__Task requirements__
Copy out each line of the material below that holds the string "color".

** BEGIN Provided data **

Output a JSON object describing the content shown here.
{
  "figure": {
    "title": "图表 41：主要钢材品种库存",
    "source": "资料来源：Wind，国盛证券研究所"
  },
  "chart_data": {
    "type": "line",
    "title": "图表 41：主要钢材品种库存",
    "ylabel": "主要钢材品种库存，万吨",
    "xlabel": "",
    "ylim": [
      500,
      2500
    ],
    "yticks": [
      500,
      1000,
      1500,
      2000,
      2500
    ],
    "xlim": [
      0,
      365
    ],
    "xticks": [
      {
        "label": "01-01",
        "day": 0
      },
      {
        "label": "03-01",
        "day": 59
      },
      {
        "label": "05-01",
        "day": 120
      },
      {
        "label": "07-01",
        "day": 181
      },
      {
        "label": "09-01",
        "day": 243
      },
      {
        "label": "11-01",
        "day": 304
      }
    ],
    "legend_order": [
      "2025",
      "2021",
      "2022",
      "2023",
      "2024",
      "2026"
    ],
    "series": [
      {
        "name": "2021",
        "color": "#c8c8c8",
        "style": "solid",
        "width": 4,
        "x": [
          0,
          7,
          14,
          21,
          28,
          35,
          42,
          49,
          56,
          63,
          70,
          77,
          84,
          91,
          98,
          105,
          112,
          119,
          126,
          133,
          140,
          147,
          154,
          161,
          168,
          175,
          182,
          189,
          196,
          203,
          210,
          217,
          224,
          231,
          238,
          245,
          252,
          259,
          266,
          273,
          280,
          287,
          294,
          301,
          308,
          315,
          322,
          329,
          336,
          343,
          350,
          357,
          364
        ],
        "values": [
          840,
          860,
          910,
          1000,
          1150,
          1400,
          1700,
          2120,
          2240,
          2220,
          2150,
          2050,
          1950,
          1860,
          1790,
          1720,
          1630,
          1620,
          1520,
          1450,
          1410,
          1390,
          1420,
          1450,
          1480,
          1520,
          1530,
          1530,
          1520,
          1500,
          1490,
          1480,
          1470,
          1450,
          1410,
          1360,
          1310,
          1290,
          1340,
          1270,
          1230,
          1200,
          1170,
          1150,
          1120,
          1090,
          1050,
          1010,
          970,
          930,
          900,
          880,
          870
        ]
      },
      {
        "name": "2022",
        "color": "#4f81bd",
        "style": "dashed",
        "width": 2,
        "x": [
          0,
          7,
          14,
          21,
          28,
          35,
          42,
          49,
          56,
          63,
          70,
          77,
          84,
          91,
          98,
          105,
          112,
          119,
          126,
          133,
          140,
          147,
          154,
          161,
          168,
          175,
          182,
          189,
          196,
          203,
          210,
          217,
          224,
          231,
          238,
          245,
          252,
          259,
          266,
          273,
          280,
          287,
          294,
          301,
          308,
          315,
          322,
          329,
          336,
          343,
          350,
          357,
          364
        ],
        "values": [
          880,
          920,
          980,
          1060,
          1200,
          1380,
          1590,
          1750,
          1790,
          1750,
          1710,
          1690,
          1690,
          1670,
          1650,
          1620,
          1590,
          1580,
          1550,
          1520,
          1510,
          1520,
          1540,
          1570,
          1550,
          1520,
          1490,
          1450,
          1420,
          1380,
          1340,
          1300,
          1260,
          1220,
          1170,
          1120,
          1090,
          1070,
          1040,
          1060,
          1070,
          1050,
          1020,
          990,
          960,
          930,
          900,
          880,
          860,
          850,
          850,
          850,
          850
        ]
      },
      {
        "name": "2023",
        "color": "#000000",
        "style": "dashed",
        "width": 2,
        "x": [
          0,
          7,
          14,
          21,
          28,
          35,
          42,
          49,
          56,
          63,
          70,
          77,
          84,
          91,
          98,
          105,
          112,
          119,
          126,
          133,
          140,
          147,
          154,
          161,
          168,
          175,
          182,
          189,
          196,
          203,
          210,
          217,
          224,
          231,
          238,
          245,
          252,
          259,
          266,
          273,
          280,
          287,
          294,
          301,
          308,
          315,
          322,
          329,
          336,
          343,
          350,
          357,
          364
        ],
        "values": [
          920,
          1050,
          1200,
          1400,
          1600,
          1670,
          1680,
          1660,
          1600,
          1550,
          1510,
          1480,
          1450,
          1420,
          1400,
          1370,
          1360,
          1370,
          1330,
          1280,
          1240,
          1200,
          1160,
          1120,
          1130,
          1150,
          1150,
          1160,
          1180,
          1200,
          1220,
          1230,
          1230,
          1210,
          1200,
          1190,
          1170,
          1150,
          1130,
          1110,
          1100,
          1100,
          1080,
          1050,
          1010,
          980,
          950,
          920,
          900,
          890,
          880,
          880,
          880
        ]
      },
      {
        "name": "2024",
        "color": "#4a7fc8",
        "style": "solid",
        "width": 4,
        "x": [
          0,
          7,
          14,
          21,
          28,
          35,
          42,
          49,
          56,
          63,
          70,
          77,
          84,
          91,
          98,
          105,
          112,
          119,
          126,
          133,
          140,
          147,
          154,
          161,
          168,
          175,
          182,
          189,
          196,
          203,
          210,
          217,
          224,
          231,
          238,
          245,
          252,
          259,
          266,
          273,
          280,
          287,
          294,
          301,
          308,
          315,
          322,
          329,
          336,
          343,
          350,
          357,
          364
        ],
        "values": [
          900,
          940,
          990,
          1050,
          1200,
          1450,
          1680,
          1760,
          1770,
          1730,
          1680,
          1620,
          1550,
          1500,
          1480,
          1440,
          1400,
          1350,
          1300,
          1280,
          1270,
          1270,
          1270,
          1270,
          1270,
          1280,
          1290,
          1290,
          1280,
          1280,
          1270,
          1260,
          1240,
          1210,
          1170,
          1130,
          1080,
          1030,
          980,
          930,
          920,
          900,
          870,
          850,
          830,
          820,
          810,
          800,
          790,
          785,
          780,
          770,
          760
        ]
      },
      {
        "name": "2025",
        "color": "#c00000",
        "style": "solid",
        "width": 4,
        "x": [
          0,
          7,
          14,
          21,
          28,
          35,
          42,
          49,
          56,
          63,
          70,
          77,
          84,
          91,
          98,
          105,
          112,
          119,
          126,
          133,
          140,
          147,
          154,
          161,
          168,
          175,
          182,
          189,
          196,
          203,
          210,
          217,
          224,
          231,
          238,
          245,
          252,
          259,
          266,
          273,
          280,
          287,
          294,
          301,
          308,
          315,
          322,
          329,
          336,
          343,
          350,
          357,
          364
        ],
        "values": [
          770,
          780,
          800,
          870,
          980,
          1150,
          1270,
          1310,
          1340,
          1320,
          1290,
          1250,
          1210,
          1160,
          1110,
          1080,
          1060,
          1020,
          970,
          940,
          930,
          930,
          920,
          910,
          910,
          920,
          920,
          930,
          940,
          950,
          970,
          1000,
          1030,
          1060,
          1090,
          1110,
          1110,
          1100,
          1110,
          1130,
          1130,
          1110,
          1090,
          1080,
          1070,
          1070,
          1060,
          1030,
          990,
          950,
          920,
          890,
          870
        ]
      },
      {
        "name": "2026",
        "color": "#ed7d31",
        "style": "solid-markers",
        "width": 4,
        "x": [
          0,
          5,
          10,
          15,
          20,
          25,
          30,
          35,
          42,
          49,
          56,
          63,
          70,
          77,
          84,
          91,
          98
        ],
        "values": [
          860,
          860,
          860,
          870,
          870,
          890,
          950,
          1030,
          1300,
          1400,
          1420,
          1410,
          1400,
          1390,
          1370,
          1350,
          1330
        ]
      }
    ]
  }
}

** END Provided data **

__Task solution__
        "color": "#c8c8c8",
        "color": "#4f81bd",
        "color": "#000000",
        "color": "#4a7fc8",
        "color": "#c00000",
        "color": "#ed7d31",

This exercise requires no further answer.